:: WHAT TO DO ::
Locate the lines of the listing below that hold "wieży", then copy each of them.
++++ THE INPUT ++++
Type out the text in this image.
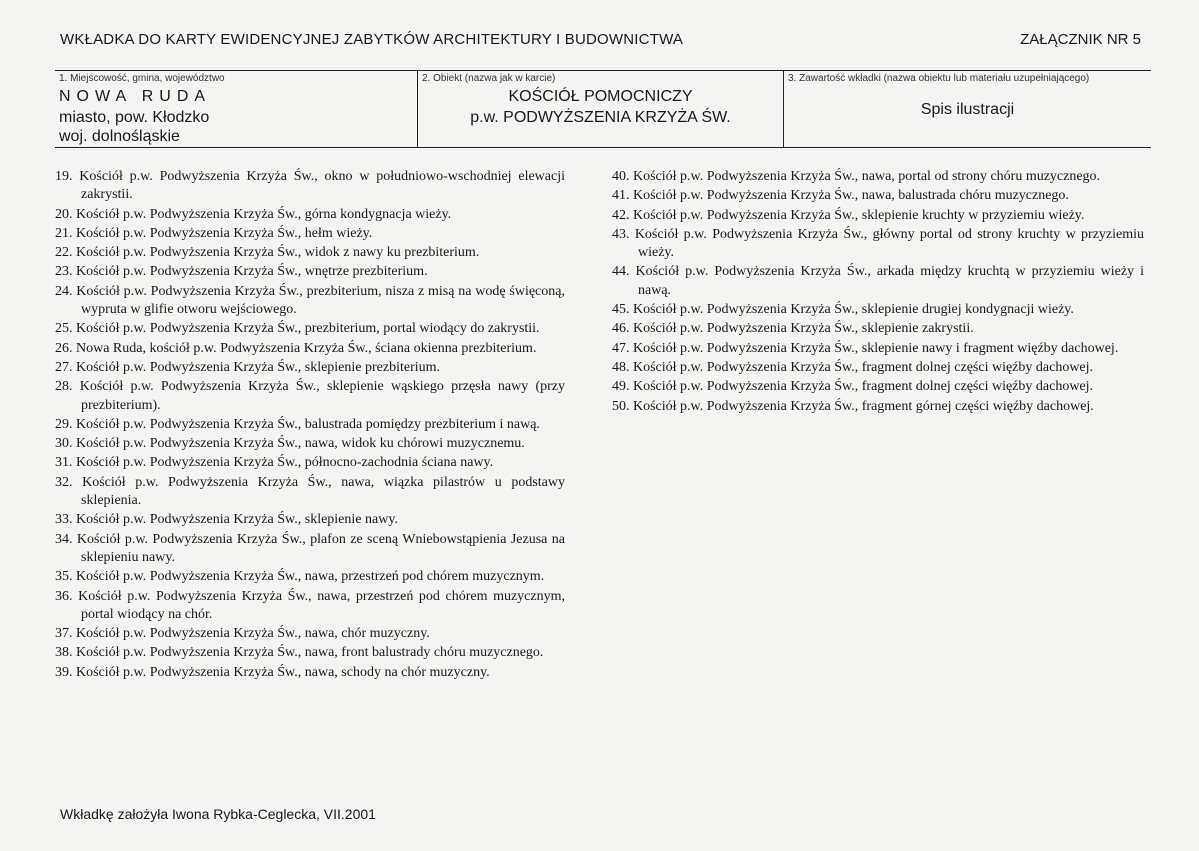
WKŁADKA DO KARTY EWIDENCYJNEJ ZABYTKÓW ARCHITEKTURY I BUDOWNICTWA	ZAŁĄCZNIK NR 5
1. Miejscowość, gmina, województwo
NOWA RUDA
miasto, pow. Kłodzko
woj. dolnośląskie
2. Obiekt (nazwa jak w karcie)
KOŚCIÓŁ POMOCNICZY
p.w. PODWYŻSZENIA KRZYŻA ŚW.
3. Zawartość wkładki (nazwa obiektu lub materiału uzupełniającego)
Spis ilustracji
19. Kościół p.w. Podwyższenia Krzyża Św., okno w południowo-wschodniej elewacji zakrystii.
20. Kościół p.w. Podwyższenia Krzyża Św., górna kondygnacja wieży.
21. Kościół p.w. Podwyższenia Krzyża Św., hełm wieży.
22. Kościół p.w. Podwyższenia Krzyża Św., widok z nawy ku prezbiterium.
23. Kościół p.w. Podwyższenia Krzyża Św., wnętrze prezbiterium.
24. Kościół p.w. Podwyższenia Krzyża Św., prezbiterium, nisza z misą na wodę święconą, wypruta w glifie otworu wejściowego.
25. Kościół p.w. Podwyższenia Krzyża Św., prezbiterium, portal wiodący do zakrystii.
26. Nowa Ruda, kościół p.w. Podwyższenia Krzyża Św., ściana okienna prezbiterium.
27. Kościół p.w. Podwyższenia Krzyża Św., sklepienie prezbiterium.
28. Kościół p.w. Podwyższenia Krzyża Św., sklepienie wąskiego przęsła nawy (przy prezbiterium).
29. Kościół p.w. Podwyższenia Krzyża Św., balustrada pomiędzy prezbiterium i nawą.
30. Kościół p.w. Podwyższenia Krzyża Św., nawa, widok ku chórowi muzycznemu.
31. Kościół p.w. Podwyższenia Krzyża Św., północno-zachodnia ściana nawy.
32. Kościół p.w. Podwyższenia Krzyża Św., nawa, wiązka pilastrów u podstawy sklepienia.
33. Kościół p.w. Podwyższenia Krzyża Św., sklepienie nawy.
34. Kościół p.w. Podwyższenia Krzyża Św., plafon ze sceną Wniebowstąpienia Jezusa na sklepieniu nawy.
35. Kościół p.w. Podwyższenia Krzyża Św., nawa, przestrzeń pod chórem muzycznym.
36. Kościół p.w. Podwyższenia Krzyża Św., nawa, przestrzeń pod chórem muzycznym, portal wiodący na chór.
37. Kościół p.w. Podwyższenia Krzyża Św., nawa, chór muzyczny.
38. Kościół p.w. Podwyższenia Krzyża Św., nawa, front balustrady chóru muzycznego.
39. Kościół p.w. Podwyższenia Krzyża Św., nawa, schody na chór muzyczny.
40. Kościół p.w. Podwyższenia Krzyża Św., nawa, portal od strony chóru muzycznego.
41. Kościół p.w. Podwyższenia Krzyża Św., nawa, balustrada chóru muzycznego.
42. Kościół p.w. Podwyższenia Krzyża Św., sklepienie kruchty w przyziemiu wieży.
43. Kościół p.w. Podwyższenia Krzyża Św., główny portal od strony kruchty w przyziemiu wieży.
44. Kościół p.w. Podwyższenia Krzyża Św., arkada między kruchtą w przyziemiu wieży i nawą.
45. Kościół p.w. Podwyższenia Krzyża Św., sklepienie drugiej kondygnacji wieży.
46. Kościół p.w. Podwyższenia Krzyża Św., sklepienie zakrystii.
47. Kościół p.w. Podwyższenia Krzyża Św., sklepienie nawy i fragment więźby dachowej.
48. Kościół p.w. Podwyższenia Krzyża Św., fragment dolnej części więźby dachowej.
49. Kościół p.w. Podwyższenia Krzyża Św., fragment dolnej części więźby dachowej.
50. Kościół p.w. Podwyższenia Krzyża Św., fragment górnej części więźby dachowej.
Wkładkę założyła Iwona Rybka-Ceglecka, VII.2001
++++
++++ THE INPUT ++++
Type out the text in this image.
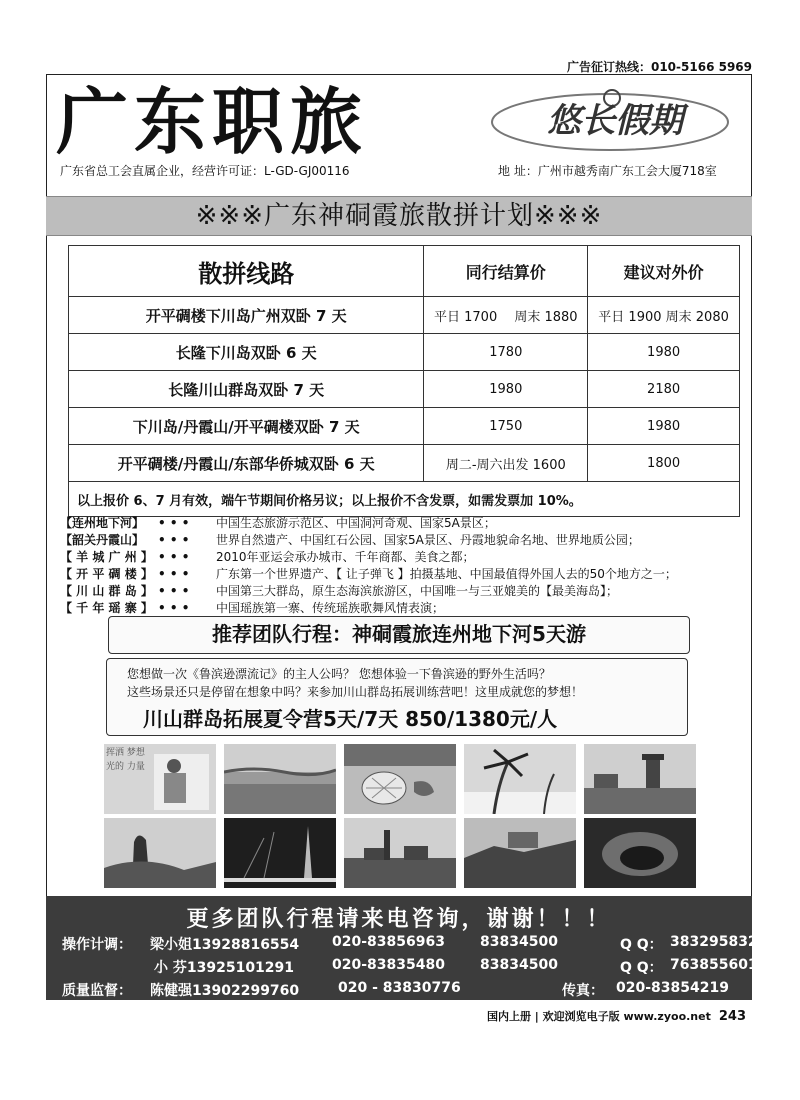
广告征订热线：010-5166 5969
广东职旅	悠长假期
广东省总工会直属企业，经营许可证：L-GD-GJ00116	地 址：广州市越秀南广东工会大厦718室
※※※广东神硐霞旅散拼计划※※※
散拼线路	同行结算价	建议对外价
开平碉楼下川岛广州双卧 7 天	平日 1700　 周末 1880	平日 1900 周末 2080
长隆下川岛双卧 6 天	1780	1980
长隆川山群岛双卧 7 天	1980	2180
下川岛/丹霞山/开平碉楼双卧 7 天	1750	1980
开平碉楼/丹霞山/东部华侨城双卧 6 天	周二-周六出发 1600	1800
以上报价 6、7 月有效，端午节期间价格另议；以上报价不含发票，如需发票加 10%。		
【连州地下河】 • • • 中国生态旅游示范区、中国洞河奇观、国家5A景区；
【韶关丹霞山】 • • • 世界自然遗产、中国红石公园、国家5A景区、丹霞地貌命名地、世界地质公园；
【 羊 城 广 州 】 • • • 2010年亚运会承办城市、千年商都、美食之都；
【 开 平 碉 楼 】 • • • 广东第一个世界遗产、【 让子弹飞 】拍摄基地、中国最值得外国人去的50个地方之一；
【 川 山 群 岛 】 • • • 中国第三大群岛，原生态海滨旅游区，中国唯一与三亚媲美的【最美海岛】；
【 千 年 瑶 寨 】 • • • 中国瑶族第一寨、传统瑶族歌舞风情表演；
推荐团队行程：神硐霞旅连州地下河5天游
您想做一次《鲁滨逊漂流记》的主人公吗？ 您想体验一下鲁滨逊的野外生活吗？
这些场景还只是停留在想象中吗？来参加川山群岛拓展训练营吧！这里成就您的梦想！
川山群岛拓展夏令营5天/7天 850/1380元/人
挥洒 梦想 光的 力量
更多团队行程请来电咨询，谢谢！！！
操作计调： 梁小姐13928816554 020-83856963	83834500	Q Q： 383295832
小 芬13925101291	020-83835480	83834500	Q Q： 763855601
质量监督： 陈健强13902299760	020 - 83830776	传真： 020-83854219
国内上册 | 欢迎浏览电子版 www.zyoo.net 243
++++
:: TASK RESULT ::
20. Kościół p.w. Podwyższenia Krzyża Św., górna kondygnacja wieży.
21. Kościół p.w. Podwyższenia Krzyża Św., hełm wieży.
42. Kościół p.w. Podwyższenia Krzyża Św., sklepienie kruchty w przyziemiu wieży.
43. Kościół p.w. Podwyższenia Krzyża Św., główny portal od strony kruchty w przyziemiu wieży.
44. Kościół p.w. Podwyższenia Krzyża Św., arkada między kruchtą w przyziemiu wieży i nawą.
45. Kościół p.w. Podwyższenia Krzyża Św., sklepienie drugiej kondygnacji wieży.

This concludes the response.